### PROBLEM STATEMENT
Filter the records below down to lines containing "perspectives".

┌──

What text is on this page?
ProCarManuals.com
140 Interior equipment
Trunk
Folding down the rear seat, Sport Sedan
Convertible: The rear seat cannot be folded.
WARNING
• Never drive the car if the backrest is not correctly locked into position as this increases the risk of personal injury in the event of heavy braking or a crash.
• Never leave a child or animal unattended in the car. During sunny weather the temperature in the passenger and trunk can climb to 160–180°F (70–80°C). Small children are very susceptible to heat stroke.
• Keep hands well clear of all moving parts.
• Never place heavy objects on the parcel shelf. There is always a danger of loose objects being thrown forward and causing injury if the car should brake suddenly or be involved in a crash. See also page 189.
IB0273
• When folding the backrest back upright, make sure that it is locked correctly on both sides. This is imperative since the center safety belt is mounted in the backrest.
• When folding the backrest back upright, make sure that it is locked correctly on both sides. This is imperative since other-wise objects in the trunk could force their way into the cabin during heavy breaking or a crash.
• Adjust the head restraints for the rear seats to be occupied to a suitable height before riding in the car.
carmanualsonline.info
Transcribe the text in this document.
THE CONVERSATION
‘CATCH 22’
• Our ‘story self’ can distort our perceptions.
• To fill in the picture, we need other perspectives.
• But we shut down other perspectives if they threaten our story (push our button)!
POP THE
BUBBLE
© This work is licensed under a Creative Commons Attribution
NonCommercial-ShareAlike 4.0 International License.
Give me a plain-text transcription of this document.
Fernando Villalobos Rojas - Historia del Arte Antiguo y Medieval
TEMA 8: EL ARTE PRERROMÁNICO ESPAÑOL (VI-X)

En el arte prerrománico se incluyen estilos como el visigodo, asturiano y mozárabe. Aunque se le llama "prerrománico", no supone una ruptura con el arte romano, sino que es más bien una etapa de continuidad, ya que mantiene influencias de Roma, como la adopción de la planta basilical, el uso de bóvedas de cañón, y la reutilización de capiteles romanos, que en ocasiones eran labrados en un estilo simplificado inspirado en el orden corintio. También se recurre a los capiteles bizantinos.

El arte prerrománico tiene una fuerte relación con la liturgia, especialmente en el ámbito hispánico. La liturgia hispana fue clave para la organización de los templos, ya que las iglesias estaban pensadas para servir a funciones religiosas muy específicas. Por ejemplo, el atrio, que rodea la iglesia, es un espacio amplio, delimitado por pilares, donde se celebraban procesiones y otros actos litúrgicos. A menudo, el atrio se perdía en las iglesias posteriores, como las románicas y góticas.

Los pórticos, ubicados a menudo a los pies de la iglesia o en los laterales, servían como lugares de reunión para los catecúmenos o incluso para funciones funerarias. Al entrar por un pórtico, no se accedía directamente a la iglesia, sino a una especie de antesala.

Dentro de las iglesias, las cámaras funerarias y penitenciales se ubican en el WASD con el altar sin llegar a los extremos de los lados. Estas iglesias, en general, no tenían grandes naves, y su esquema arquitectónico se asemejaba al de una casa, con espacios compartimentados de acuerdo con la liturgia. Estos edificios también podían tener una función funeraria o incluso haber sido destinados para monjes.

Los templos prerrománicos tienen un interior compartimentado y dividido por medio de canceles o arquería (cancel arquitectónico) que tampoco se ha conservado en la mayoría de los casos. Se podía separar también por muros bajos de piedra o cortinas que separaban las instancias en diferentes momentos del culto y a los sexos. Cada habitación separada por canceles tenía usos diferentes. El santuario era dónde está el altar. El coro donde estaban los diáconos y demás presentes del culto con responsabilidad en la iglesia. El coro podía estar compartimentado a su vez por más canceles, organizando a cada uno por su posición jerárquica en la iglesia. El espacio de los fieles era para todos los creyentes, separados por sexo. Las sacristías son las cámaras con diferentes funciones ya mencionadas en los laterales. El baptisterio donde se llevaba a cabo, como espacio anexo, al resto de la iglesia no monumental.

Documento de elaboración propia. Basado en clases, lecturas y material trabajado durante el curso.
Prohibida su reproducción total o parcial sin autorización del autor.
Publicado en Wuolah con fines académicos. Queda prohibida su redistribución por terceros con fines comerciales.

└──

### TASK SOLUTION
• To fill in the picture, we need other perspectives.
• But we shut down other perspectives if they threaten our story (push our button)!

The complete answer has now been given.